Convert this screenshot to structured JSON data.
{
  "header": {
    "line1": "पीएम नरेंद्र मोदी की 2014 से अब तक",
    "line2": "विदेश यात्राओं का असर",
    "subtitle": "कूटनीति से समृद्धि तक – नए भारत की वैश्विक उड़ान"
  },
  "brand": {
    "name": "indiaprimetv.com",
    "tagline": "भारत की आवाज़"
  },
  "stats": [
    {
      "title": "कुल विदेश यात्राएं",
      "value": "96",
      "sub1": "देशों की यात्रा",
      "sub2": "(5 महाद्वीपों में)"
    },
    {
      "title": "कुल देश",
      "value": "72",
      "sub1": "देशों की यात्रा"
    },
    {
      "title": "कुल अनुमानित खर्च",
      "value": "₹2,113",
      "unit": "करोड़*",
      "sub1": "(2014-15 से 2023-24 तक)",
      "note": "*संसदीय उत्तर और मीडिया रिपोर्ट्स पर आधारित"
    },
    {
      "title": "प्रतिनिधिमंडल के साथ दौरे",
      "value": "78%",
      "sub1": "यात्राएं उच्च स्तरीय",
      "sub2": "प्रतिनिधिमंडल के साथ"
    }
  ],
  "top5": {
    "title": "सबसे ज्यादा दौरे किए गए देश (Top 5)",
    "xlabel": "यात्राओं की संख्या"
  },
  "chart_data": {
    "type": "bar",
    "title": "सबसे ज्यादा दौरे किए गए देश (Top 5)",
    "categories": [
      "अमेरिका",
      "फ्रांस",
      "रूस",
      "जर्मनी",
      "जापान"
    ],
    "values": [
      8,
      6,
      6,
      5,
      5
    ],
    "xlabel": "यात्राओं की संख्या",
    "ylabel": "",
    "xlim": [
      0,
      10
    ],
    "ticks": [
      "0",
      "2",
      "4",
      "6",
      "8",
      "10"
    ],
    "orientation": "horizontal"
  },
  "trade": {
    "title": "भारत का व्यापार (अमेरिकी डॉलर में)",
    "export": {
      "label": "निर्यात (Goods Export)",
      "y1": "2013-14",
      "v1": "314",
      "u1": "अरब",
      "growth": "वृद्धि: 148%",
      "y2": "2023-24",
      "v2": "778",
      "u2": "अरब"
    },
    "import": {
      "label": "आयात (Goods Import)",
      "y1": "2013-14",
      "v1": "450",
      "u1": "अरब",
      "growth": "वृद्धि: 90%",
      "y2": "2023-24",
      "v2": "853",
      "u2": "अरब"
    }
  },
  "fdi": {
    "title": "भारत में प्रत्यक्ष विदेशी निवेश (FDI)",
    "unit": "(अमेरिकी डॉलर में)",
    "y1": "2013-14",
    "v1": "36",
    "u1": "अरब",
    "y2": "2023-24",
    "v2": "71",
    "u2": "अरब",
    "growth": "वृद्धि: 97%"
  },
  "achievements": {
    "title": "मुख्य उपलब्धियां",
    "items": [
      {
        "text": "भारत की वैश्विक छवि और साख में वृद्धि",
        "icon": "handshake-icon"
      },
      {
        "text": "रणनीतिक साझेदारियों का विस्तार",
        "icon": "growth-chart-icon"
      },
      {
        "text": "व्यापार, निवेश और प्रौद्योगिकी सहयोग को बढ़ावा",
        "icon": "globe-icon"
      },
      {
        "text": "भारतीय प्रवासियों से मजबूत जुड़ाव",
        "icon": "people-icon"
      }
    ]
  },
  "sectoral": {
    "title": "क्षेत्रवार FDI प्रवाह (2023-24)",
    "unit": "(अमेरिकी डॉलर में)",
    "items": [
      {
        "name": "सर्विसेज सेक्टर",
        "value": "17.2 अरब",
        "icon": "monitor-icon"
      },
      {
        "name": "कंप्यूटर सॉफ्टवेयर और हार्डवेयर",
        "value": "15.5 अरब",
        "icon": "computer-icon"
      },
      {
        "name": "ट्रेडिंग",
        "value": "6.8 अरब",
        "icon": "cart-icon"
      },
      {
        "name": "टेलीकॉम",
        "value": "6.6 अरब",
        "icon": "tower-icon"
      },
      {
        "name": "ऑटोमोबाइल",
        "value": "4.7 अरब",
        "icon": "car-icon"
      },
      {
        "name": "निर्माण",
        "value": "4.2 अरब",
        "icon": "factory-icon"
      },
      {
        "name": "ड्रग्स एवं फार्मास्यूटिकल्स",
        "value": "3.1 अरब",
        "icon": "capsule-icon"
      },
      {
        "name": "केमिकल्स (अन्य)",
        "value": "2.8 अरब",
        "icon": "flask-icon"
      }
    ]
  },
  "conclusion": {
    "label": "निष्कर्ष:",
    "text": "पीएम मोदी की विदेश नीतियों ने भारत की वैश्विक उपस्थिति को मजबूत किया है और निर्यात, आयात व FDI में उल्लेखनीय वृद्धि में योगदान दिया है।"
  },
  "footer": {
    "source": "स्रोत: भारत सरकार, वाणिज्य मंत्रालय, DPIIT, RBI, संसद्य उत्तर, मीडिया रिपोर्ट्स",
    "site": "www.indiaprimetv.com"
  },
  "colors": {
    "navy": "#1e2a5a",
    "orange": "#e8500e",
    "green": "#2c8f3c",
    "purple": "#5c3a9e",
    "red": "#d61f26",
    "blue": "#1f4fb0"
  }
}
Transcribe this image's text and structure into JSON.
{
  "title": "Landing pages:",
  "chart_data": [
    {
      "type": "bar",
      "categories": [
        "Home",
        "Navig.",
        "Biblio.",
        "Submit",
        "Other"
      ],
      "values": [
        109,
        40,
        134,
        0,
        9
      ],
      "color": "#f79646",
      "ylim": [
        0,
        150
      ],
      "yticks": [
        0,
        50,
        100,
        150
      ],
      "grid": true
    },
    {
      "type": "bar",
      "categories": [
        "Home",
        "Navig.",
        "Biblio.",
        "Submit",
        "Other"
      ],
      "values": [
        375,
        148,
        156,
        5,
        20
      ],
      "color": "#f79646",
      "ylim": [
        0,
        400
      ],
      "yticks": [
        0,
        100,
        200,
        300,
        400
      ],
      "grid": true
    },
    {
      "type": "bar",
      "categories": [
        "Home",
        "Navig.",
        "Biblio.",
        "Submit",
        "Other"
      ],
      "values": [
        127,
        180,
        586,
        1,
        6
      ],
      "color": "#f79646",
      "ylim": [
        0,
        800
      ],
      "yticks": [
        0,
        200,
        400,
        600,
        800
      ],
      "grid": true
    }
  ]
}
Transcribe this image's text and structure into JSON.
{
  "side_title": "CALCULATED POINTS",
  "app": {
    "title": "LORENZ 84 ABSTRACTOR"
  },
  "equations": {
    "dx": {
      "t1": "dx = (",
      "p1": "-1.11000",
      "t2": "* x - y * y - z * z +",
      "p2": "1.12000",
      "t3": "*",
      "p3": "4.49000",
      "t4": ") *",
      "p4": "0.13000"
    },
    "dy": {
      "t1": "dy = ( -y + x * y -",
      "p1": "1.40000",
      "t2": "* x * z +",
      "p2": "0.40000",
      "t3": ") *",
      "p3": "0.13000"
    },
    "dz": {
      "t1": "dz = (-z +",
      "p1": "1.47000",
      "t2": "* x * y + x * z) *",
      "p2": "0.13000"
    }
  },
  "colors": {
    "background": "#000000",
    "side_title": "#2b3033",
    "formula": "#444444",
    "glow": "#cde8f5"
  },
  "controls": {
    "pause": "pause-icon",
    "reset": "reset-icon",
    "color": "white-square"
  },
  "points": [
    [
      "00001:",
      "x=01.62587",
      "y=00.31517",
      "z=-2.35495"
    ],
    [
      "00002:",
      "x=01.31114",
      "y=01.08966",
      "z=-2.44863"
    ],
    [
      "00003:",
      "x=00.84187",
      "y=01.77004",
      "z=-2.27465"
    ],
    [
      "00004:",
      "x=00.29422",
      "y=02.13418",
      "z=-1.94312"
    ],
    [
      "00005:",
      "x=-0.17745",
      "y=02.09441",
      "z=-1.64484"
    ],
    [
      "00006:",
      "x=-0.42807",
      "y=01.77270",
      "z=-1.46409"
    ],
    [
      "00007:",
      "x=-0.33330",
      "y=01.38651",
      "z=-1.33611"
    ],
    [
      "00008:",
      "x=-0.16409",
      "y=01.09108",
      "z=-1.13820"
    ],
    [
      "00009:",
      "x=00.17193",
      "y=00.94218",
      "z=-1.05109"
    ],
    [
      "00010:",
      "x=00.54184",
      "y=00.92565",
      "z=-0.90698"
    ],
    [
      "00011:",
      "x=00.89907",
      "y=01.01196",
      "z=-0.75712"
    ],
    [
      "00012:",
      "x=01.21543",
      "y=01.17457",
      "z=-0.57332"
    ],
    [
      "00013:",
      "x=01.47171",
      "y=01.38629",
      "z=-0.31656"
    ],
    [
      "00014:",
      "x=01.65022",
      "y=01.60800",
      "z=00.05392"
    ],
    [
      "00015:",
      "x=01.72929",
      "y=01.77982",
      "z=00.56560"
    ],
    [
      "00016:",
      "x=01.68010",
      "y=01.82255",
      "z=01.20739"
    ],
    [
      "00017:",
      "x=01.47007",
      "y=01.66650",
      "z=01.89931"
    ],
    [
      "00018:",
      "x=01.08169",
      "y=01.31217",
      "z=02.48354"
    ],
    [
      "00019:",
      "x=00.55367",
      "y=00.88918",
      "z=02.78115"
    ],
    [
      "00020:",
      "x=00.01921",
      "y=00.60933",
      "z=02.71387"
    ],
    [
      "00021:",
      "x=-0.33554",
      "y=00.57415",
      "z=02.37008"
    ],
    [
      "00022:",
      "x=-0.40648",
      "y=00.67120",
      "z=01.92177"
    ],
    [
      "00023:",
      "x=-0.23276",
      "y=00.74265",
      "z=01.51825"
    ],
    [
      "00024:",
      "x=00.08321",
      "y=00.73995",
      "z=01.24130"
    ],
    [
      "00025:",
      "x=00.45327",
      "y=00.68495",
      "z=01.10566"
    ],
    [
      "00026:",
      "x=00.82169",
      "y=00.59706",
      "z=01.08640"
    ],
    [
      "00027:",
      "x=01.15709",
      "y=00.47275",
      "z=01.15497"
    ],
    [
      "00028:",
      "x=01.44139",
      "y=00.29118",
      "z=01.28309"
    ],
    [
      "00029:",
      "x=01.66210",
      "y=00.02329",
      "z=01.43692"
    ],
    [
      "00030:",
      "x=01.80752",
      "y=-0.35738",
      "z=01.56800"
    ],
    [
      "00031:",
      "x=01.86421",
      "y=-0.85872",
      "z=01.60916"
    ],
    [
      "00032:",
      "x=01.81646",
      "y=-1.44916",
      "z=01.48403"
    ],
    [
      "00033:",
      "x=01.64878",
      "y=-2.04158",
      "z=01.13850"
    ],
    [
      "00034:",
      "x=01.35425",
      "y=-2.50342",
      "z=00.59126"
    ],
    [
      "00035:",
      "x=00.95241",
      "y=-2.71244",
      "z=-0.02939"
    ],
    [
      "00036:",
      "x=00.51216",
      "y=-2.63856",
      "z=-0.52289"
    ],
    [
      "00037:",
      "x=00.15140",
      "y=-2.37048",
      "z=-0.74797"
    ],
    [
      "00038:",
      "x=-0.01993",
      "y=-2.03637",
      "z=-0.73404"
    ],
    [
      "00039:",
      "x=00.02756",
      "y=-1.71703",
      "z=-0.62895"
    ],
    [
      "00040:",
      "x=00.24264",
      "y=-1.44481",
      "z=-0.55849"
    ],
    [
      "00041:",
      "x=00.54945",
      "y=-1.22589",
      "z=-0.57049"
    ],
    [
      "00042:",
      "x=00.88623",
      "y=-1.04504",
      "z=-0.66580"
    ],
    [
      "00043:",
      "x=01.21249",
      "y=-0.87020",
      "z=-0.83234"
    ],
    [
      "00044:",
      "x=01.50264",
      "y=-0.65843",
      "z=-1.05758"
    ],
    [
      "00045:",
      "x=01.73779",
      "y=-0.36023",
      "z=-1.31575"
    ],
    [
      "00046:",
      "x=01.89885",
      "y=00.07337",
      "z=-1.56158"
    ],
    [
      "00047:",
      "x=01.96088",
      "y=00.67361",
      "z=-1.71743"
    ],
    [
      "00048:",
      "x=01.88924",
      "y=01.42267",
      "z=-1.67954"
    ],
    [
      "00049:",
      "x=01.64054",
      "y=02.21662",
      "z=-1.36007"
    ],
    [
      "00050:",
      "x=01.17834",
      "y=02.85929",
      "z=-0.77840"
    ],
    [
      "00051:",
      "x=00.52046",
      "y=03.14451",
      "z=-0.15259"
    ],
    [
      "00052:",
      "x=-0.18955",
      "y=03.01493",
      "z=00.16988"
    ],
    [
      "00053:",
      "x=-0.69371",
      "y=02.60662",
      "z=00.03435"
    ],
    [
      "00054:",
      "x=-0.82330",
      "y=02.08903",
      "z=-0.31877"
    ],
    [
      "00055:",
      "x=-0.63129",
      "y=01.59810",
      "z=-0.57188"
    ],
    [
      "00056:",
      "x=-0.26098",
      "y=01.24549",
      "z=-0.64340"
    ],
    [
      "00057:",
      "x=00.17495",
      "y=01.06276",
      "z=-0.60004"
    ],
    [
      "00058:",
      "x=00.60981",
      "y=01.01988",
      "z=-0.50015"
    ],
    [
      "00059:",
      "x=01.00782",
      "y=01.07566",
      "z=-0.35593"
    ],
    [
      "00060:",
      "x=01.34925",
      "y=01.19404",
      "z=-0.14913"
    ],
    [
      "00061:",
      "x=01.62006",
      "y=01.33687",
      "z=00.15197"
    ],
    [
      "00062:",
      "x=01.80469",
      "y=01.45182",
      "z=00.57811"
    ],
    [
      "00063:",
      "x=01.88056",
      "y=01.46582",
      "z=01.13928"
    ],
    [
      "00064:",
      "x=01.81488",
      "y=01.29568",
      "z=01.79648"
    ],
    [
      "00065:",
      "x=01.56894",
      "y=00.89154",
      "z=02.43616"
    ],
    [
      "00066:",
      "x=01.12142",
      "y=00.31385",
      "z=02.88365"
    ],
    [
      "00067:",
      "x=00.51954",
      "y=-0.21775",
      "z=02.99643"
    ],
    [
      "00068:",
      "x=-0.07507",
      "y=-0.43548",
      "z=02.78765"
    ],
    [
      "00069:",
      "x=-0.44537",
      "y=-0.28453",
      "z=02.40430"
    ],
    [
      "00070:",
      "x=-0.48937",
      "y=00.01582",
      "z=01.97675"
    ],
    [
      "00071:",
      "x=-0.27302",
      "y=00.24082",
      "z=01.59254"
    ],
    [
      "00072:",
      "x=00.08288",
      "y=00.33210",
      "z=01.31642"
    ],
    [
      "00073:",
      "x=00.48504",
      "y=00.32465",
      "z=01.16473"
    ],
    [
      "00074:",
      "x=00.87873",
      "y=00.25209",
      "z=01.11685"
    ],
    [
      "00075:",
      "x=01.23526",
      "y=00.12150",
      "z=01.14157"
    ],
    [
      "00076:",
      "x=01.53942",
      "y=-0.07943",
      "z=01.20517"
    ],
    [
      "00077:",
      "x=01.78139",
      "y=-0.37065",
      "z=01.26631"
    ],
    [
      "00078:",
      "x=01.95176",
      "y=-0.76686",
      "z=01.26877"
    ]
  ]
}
──────────────────────────────
* **YOUR OBJECTIVE**:
Reply with one number only: the count of lines in the entries that contain "indiaprimetv".

* **CORRECT RESULT**:
2